THE PROBLEM
How many lines in this material include the string "không"? Answer with the number and nothing further.

══════════════════════════════

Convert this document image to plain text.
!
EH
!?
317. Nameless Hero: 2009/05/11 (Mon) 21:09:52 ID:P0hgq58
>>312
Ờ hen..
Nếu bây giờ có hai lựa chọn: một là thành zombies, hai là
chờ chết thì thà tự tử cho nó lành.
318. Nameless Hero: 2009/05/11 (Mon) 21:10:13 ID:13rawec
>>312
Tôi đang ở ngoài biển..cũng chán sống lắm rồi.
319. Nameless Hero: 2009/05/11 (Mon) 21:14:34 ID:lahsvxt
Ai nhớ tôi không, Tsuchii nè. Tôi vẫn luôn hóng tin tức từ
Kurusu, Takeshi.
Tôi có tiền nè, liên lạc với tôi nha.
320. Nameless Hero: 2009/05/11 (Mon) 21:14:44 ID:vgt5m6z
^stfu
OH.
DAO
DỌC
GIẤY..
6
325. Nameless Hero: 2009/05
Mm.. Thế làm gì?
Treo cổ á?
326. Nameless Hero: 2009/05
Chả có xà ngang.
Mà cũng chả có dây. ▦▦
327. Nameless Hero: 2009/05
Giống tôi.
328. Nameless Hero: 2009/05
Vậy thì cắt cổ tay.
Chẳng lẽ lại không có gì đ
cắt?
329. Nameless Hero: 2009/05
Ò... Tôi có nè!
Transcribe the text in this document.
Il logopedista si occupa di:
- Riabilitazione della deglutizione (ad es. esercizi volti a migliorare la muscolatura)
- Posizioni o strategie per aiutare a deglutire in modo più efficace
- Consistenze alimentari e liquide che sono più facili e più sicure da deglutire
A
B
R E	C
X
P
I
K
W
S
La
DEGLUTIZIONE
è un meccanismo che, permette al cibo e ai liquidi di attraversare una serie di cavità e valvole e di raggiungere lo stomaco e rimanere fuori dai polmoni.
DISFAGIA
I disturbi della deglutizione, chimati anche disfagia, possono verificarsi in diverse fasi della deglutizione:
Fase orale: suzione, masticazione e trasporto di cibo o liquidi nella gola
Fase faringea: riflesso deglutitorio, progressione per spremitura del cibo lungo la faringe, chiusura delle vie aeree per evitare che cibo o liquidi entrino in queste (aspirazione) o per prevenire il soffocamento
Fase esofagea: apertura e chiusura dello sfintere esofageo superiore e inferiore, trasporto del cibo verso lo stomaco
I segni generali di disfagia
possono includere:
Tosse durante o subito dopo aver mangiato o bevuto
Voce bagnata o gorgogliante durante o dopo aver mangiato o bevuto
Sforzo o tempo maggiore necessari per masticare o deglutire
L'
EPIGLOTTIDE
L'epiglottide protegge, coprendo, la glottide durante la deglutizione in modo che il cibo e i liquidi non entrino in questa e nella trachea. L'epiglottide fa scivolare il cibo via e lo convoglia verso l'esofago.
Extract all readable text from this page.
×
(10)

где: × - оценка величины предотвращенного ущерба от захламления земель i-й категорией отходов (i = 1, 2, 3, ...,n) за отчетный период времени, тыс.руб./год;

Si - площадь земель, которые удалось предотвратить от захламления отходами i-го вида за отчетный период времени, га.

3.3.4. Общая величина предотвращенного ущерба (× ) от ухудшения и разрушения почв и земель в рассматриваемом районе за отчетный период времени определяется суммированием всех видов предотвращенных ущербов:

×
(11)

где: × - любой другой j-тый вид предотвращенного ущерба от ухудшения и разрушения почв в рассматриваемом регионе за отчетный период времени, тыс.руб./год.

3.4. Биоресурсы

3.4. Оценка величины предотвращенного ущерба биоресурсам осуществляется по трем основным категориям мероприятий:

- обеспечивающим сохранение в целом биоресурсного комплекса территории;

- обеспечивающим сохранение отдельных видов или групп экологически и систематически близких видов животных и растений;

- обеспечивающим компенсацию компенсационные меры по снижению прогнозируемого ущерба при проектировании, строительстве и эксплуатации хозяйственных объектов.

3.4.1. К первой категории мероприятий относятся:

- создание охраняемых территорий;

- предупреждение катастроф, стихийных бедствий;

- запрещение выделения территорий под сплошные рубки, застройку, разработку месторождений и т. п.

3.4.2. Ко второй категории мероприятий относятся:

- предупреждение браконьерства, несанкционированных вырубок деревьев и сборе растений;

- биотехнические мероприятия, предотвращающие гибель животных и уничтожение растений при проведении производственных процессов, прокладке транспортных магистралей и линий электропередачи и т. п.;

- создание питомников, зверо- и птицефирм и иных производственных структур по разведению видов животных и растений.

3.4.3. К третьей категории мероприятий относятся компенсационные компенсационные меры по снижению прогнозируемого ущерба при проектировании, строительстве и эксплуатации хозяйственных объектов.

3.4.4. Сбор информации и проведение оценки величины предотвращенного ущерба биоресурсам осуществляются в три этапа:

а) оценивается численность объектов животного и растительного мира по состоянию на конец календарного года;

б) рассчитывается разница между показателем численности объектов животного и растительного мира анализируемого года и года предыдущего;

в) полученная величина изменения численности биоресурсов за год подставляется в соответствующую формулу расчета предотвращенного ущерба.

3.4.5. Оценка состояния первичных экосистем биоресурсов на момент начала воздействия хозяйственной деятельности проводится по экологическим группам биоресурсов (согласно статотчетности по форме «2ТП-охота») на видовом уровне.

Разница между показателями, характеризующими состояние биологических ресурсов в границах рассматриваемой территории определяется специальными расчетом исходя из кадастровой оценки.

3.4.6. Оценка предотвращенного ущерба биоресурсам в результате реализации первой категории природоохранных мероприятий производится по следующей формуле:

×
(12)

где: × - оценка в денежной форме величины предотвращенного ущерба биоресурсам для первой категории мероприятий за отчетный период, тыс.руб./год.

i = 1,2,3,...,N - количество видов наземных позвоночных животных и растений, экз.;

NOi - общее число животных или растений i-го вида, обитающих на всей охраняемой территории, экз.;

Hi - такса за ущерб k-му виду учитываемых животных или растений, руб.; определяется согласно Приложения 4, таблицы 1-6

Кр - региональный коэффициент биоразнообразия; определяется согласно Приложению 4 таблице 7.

══════════════════════════════

TASK RESPONSE
2